** Begin Data for processing **
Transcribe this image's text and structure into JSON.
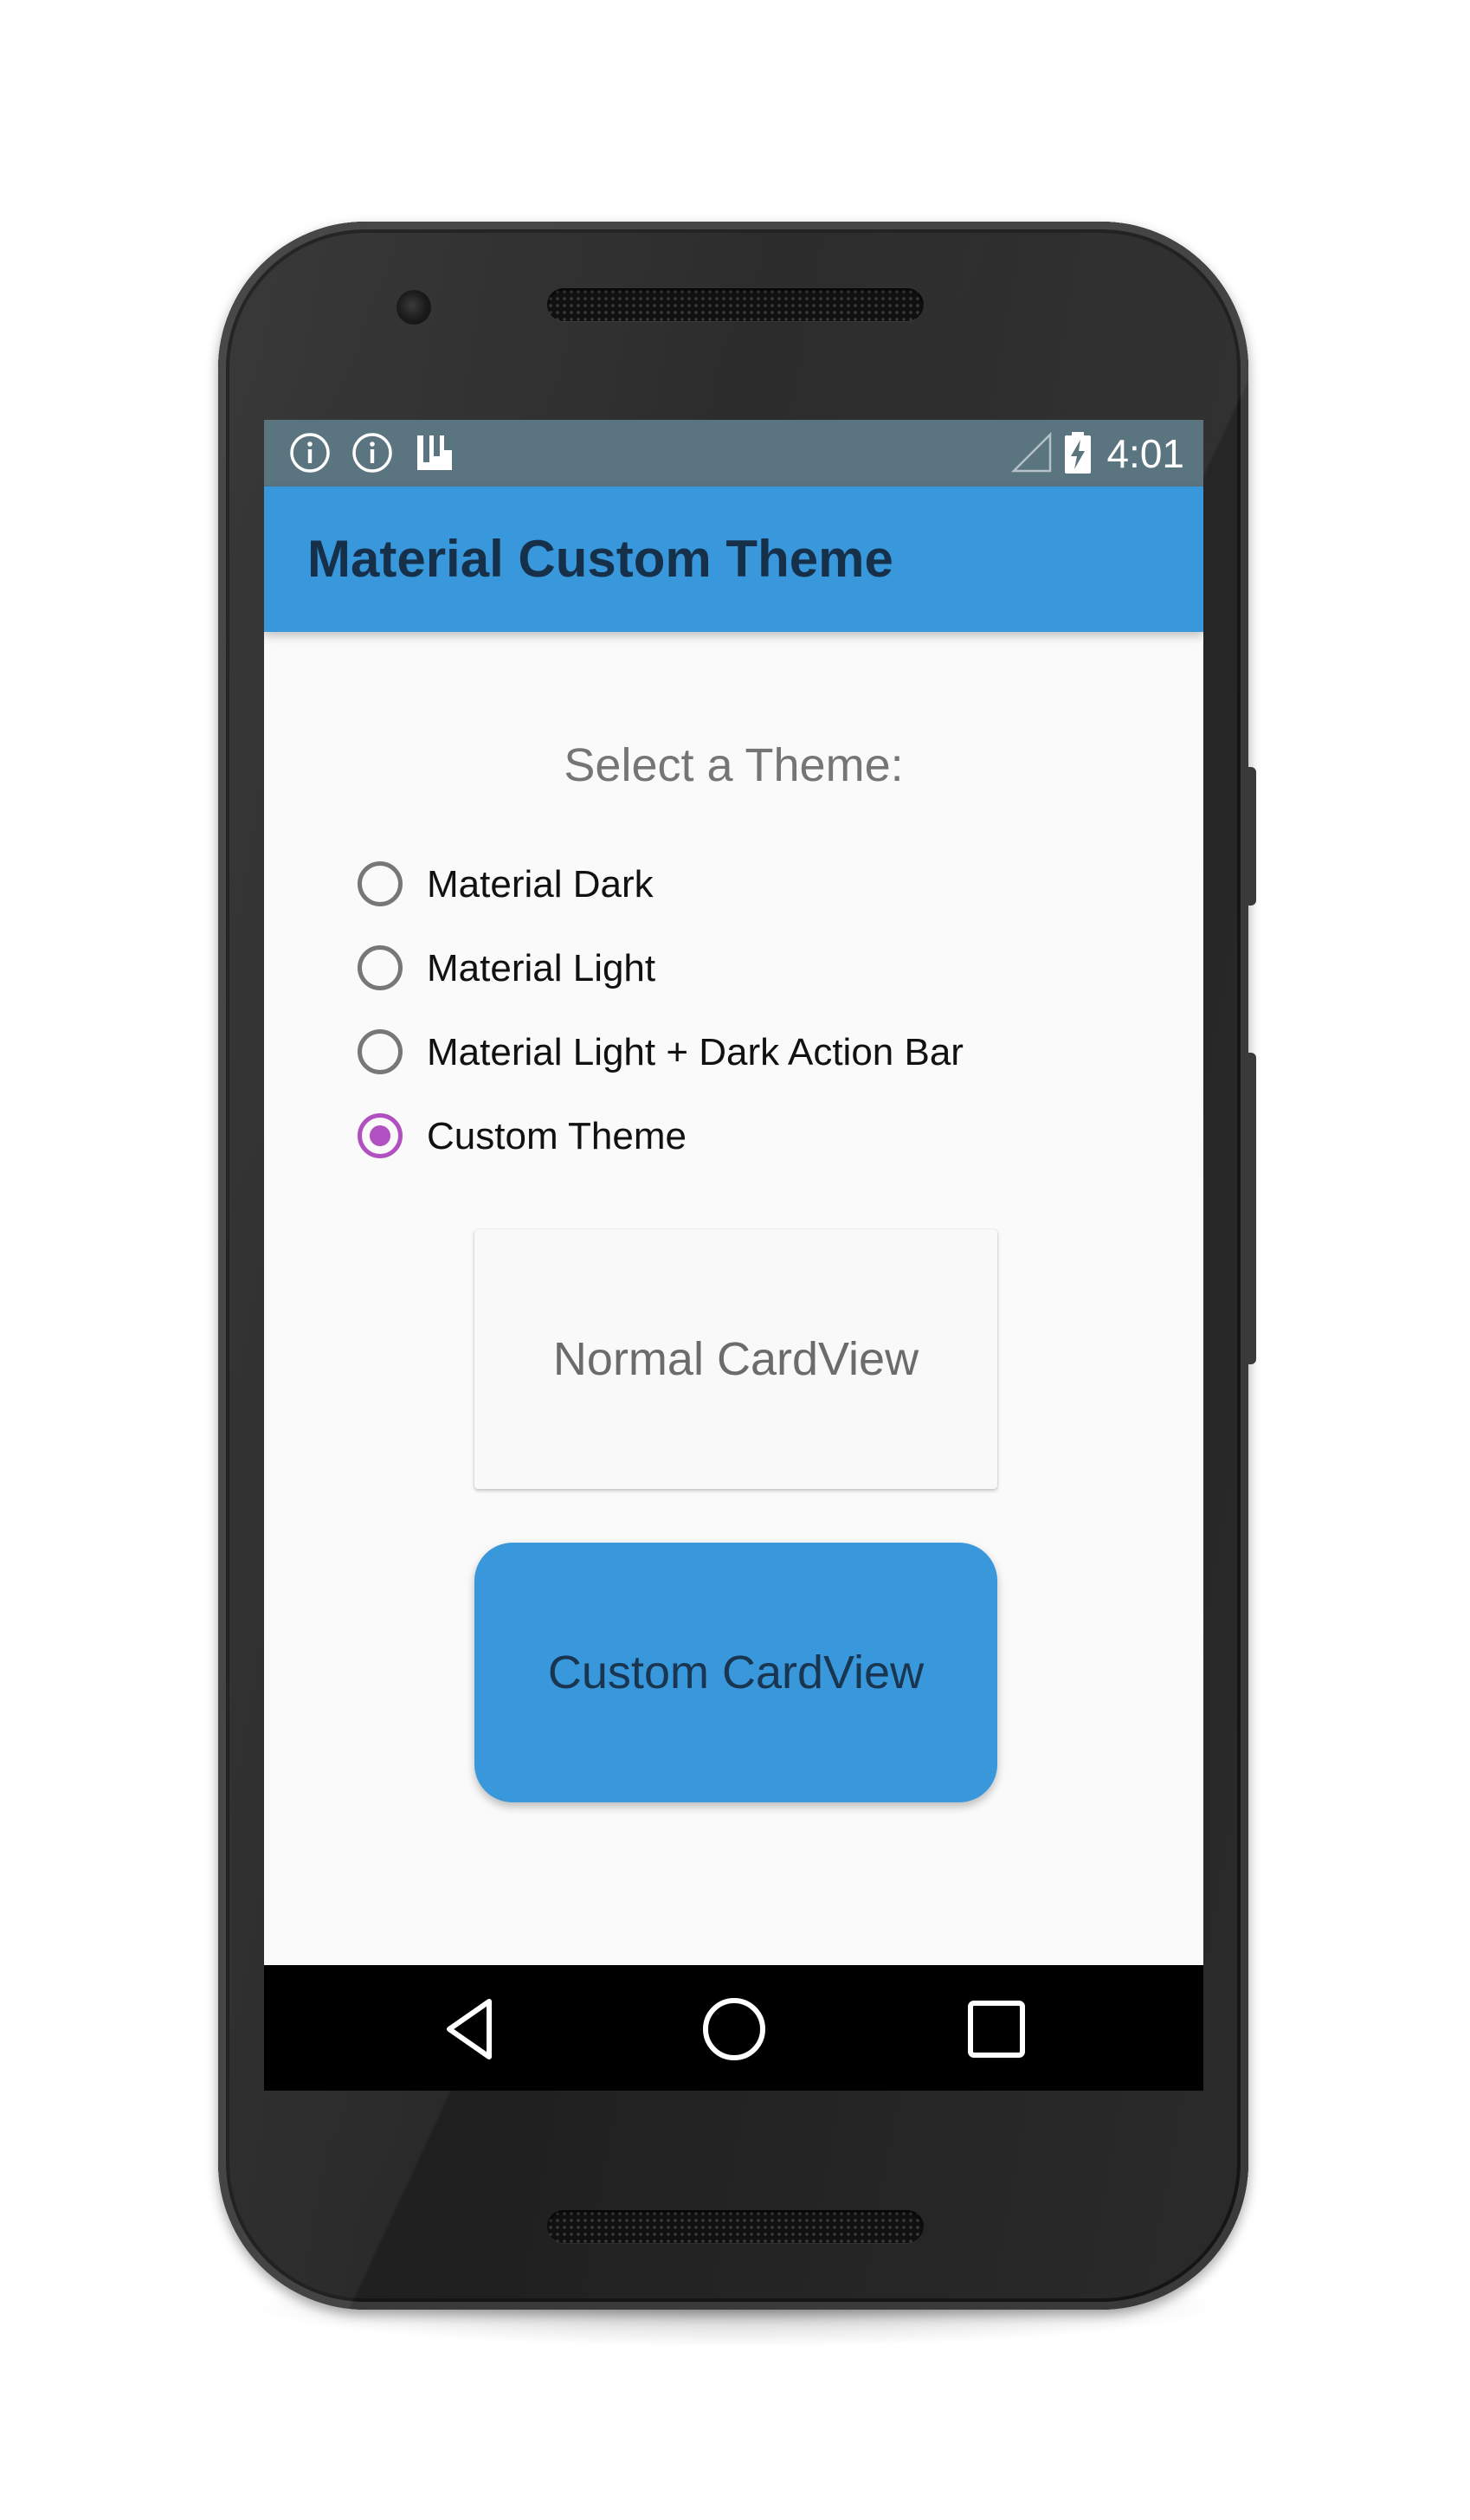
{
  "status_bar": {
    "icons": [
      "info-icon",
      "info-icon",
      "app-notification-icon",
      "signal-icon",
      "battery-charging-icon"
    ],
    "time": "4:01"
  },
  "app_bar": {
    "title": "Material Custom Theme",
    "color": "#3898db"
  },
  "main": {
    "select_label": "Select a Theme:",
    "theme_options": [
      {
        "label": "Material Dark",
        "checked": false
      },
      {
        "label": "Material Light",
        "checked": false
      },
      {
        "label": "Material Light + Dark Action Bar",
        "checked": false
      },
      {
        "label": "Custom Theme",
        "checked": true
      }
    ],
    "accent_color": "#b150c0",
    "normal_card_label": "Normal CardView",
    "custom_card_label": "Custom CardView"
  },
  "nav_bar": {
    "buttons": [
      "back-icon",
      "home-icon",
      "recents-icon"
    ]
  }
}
** End Data for processing **
** Begin Data for processing **
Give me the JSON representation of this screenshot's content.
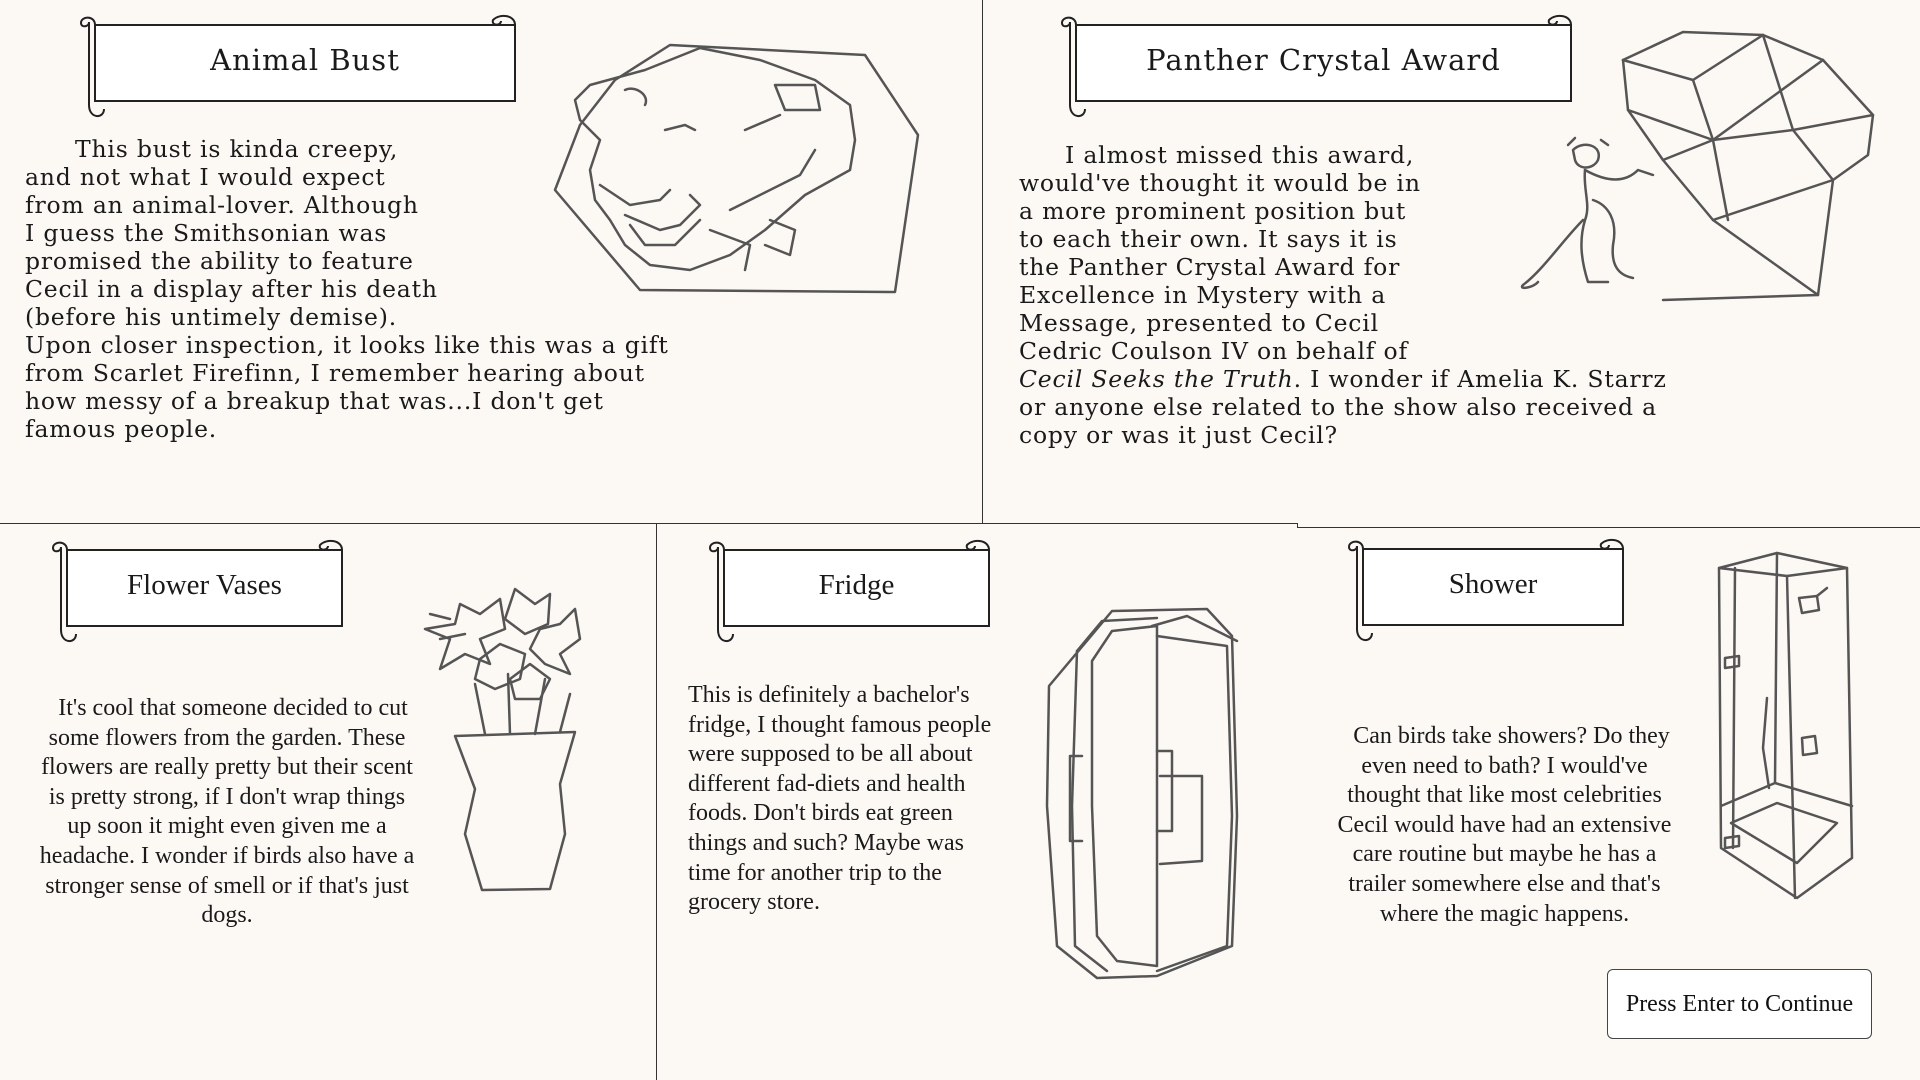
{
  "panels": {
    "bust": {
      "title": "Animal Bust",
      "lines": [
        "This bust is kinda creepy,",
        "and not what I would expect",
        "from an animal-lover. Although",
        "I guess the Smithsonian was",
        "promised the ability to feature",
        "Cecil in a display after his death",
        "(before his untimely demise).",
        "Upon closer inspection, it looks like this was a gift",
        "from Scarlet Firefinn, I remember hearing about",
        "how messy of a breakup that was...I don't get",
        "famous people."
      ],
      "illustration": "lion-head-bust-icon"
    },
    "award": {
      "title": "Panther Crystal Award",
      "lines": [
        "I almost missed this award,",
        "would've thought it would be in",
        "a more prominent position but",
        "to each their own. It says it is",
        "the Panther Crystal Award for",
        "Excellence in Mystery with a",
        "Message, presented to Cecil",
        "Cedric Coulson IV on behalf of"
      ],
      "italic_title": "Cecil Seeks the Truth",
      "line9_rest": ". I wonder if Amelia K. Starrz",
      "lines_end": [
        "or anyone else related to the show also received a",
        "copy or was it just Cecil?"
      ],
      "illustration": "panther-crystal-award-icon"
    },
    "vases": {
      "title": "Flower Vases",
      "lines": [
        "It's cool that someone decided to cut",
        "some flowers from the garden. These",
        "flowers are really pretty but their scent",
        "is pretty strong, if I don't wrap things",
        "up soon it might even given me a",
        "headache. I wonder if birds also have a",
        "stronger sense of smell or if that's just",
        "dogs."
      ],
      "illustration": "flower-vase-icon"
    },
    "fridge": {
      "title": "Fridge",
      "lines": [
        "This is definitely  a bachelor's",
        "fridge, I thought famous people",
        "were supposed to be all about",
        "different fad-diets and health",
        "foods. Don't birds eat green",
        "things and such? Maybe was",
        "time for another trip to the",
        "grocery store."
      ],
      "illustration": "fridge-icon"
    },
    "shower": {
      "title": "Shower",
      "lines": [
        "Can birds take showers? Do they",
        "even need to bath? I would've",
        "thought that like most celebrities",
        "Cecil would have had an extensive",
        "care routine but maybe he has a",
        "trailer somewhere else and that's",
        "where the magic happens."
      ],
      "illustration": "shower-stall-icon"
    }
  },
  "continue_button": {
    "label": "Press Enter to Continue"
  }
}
** End Data for processing **
** Begin Data for processing **
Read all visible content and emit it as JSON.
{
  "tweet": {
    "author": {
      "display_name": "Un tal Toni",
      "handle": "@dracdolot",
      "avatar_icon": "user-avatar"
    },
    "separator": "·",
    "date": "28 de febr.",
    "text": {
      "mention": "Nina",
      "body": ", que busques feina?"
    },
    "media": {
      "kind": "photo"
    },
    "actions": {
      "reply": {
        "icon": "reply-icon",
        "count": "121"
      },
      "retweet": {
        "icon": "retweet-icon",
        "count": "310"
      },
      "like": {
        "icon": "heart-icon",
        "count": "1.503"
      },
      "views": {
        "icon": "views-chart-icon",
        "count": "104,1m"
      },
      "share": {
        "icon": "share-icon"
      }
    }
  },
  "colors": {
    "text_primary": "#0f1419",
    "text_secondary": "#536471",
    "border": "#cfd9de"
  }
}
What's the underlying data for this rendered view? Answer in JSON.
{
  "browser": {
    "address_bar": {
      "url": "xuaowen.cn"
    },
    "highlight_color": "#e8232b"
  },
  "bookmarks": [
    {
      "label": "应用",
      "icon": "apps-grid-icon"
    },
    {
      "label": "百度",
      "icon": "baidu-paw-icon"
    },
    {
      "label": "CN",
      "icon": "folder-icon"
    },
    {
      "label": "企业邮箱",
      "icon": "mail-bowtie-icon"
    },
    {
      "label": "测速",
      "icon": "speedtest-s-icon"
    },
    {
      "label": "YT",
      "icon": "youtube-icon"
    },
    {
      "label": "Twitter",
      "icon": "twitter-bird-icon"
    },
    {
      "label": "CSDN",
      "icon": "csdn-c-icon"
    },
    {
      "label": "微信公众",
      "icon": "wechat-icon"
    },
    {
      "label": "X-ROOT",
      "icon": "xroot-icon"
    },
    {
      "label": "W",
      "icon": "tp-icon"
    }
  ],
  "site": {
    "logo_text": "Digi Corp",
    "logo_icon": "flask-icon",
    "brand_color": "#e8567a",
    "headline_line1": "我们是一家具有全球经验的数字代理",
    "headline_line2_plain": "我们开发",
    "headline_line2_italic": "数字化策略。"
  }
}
** End Data for processing **
* _Task details_:
Provide the count, and nothing else, of lines in the data above where the word "Custom" occurs.

* _Output below_:
3